▶ [DIRECTIONS FOR THIS TASK]
Wherever "Allah" appears in a line, copy that line.

(Data records)

***

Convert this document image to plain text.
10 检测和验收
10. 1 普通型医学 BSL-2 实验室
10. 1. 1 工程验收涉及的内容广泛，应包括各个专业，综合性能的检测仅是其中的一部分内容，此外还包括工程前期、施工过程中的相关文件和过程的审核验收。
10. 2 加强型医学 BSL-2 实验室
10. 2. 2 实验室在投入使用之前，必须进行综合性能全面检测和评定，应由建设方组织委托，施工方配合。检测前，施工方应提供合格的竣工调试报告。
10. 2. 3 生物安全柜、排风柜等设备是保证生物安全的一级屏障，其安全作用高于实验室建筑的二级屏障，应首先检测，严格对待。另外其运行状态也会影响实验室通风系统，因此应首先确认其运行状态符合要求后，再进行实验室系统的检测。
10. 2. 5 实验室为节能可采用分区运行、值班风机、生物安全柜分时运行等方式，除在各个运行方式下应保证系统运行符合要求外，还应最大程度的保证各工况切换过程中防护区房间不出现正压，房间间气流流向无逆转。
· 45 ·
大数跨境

***

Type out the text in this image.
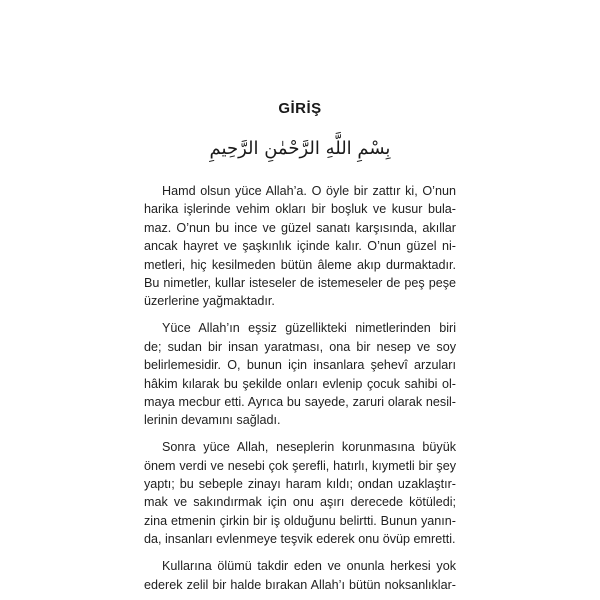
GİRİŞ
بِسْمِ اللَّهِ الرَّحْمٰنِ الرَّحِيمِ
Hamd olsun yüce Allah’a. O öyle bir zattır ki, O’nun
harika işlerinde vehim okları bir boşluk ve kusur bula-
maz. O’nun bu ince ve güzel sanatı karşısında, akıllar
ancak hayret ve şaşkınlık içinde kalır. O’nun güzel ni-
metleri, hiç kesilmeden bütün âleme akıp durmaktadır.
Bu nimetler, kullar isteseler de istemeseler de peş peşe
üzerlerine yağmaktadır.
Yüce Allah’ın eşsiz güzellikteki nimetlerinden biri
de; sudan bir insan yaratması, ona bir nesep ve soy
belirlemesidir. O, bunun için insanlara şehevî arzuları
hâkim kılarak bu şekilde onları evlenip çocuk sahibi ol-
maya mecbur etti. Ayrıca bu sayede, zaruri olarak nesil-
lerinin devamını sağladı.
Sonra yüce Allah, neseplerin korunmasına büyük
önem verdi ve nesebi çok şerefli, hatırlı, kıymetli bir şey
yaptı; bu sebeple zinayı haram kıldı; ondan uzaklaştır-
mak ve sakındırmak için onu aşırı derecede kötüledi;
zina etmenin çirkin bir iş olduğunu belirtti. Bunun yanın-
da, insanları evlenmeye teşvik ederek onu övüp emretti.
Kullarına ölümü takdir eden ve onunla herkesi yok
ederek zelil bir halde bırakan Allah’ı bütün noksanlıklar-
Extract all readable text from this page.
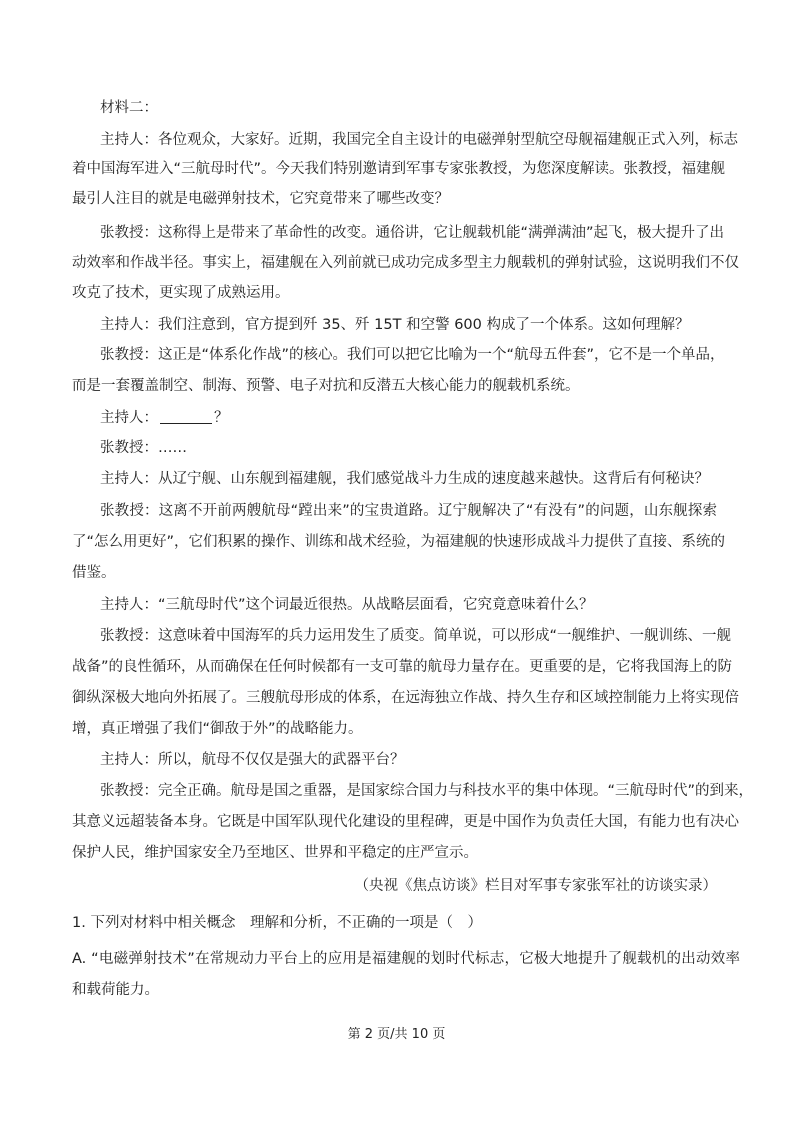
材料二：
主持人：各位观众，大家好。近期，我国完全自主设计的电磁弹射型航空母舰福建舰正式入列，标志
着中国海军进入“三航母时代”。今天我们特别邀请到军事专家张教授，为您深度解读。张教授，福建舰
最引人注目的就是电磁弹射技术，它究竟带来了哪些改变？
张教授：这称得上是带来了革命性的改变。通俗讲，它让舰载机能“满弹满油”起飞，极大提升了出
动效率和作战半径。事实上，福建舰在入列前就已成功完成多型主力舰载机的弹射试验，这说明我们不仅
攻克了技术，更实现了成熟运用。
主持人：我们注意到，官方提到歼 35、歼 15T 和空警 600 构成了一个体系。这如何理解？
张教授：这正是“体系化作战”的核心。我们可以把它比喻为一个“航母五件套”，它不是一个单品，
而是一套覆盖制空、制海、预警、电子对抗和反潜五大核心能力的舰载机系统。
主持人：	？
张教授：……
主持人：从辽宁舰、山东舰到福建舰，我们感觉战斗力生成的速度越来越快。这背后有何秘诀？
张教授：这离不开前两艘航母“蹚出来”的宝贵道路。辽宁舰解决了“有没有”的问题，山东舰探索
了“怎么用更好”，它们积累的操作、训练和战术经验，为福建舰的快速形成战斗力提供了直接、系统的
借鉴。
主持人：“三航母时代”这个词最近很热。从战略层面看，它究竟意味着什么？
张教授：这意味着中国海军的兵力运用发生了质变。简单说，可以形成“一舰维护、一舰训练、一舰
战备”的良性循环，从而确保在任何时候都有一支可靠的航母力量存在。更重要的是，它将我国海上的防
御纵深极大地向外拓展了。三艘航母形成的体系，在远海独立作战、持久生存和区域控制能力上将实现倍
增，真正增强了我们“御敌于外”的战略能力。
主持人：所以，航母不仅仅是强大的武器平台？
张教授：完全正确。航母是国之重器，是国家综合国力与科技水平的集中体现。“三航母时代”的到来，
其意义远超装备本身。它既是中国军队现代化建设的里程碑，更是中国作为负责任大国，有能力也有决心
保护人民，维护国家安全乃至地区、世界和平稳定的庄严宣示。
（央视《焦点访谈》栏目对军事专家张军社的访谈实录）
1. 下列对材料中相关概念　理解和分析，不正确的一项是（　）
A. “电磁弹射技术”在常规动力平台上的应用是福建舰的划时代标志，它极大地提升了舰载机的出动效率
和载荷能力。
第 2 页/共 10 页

***

▶ [OUTPUT OF THE TASK]
Hamd olsun yüce Allah’a. O öyle bir zattır ki, O’nun
Yüce Allah’ın eşsiz güzellikteki nimetlerinden biri
Sonra yüce Allah, neseplerin korunmasına büyük
ederek zelil bir halde bırakan Allah’ı bütün noksanlıklar-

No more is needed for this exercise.